## START

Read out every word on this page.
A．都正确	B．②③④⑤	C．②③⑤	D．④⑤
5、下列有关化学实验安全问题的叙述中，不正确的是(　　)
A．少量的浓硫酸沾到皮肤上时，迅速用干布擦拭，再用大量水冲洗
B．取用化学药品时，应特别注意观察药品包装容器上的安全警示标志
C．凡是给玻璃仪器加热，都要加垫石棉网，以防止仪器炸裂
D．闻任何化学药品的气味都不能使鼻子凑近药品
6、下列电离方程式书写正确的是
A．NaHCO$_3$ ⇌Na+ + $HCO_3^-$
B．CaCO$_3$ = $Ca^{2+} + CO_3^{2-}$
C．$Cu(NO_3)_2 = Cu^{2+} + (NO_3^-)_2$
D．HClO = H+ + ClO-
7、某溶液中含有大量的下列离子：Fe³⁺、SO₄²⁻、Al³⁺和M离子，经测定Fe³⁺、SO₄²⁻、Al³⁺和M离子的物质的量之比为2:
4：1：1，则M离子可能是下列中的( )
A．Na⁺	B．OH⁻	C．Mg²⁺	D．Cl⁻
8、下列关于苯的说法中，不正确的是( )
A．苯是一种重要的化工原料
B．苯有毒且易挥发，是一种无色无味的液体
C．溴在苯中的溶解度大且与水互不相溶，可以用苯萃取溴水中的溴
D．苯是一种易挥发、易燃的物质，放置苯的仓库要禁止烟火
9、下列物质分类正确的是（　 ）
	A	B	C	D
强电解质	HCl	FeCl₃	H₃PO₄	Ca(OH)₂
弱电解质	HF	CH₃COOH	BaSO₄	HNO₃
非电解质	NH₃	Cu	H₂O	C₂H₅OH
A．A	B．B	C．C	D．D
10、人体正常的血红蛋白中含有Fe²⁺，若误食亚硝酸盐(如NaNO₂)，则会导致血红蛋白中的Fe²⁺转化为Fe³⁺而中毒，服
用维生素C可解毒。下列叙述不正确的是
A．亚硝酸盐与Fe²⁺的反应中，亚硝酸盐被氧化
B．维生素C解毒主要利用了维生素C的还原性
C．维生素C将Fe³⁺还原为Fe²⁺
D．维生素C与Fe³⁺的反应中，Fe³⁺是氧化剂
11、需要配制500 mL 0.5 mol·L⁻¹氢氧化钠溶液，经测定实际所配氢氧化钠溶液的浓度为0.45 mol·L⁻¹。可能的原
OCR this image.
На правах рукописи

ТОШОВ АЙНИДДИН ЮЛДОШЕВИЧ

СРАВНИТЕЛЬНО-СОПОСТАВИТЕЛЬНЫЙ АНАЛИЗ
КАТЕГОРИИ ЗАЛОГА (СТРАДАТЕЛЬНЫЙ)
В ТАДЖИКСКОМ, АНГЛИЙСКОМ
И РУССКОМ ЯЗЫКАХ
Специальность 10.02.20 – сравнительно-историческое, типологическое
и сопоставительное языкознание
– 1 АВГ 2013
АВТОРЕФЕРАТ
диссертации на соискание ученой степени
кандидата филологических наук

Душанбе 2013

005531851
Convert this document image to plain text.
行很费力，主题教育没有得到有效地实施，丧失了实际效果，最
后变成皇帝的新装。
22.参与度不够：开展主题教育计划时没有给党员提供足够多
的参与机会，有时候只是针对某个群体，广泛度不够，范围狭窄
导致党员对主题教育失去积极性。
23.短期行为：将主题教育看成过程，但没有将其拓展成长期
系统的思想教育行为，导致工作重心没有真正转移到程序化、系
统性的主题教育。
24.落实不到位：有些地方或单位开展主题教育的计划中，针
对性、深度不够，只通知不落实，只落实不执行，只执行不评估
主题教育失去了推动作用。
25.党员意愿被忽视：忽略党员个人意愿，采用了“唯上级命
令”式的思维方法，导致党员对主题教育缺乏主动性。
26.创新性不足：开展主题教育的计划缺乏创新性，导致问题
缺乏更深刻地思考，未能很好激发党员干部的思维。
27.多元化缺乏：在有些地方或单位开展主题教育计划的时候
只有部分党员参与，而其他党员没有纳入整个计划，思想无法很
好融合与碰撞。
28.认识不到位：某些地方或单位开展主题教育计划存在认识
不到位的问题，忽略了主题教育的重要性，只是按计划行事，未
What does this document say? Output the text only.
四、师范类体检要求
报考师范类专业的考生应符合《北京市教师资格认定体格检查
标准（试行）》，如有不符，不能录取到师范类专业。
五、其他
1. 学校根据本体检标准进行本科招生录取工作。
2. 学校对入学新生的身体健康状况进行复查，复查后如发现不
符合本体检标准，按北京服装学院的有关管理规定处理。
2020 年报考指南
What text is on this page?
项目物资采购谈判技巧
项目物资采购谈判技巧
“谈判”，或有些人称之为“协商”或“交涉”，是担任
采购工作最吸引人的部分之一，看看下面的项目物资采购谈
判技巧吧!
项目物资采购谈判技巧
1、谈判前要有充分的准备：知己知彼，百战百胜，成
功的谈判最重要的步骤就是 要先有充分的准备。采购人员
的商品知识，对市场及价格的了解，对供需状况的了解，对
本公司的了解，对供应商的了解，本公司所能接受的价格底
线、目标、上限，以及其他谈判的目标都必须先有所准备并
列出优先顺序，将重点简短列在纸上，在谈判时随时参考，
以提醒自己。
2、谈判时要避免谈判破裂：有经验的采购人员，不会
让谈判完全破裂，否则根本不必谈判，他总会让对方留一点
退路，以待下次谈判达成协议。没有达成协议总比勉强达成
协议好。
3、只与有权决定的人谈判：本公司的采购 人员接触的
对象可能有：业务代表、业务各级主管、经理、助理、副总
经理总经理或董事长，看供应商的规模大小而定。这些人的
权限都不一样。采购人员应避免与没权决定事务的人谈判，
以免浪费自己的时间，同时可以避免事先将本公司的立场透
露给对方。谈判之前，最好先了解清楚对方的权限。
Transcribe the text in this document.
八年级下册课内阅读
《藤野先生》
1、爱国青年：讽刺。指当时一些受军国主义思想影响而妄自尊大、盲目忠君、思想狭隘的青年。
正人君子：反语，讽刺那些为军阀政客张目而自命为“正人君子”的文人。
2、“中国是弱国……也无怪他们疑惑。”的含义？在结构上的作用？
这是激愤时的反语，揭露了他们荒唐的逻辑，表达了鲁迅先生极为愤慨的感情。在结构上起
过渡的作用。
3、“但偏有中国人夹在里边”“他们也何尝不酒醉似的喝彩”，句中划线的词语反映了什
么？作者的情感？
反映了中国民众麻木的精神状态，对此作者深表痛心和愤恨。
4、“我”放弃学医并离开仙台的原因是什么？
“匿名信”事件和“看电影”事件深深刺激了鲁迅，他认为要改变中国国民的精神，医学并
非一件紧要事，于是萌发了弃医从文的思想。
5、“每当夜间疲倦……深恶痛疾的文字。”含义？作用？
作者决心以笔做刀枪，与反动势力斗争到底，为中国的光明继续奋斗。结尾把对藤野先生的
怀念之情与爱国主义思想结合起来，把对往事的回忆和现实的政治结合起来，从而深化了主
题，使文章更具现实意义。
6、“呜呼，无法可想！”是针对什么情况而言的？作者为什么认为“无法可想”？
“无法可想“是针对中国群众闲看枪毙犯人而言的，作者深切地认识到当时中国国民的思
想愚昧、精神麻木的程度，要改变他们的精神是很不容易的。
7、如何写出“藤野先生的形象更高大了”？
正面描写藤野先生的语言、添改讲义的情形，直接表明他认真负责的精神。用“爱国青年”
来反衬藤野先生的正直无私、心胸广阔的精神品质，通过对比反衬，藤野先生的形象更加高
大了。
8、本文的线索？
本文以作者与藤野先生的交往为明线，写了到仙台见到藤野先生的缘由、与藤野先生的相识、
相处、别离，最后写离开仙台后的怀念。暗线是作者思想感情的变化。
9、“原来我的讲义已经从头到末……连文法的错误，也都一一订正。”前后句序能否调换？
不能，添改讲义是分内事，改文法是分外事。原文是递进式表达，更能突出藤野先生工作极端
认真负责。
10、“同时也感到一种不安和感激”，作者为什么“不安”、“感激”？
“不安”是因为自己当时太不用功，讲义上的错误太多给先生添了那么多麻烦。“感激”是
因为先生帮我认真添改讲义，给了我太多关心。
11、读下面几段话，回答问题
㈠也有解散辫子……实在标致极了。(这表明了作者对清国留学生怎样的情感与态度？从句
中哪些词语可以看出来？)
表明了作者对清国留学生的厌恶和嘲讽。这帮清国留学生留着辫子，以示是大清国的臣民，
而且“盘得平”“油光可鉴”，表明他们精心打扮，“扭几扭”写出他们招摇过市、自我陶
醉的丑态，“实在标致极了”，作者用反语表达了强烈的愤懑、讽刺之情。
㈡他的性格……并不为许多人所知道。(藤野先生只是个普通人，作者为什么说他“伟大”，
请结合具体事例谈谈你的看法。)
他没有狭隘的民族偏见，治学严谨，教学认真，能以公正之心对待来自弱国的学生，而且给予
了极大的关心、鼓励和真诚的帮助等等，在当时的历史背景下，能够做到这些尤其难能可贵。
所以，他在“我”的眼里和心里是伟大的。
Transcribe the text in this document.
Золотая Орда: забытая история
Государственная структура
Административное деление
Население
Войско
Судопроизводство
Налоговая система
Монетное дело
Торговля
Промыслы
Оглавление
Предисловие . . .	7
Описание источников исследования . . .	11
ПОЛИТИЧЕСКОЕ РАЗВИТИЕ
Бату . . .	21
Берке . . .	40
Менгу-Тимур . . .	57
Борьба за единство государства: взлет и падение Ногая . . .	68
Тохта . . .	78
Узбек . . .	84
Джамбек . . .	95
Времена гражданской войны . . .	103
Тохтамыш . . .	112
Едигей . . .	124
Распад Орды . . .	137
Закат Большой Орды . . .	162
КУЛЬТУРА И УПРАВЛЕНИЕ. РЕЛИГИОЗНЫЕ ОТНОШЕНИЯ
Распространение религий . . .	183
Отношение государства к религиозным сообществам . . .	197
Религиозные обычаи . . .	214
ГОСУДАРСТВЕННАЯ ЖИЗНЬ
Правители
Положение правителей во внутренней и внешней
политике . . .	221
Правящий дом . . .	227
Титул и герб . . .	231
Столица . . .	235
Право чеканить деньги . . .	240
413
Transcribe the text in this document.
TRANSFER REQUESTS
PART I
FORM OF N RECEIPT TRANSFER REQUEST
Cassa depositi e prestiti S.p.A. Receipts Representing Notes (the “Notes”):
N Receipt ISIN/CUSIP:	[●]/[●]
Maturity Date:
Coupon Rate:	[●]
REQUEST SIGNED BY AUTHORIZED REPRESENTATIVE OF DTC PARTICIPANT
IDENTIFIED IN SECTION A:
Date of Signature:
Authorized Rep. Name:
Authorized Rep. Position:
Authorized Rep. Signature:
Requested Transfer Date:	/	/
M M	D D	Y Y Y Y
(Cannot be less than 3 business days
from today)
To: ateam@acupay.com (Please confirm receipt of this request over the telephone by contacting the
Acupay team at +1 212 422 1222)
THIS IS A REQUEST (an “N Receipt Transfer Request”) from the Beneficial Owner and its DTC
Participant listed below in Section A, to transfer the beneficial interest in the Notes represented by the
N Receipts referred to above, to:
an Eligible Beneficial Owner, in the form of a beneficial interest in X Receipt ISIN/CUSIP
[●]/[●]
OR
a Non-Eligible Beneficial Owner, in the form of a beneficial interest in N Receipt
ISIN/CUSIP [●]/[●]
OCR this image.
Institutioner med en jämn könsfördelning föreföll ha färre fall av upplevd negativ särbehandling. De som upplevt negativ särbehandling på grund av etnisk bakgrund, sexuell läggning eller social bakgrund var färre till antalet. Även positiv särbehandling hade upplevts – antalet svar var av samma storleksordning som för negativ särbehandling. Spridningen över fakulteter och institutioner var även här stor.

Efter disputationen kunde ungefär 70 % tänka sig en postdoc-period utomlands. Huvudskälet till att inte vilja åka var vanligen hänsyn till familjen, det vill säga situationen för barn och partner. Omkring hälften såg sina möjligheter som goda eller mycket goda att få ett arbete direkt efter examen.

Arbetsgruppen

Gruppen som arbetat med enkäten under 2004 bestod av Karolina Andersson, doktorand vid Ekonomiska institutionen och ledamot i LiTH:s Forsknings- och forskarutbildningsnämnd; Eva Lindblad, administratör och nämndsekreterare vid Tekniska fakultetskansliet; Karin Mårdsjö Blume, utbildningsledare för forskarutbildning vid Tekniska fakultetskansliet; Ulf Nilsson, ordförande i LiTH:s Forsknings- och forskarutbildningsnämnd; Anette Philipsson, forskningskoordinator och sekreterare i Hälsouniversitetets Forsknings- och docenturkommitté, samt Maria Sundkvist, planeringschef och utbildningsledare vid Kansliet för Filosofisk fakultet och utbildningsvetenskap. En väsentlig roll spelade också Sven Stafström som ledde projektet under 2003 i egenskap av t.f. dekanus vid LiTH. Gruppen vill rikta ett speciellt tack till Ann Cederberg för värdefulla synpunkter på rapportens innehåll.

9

## END

In the records above, find each line with the word "实在标致极了" and copy it.

㈠也有解散辫子……实在标致极了。(这表明了作者对清国留学生怎样的情感与态度？从句
醉的丑态，“实在标致极了”，作者用反语表达了强烈的愤懑、讽刺之情。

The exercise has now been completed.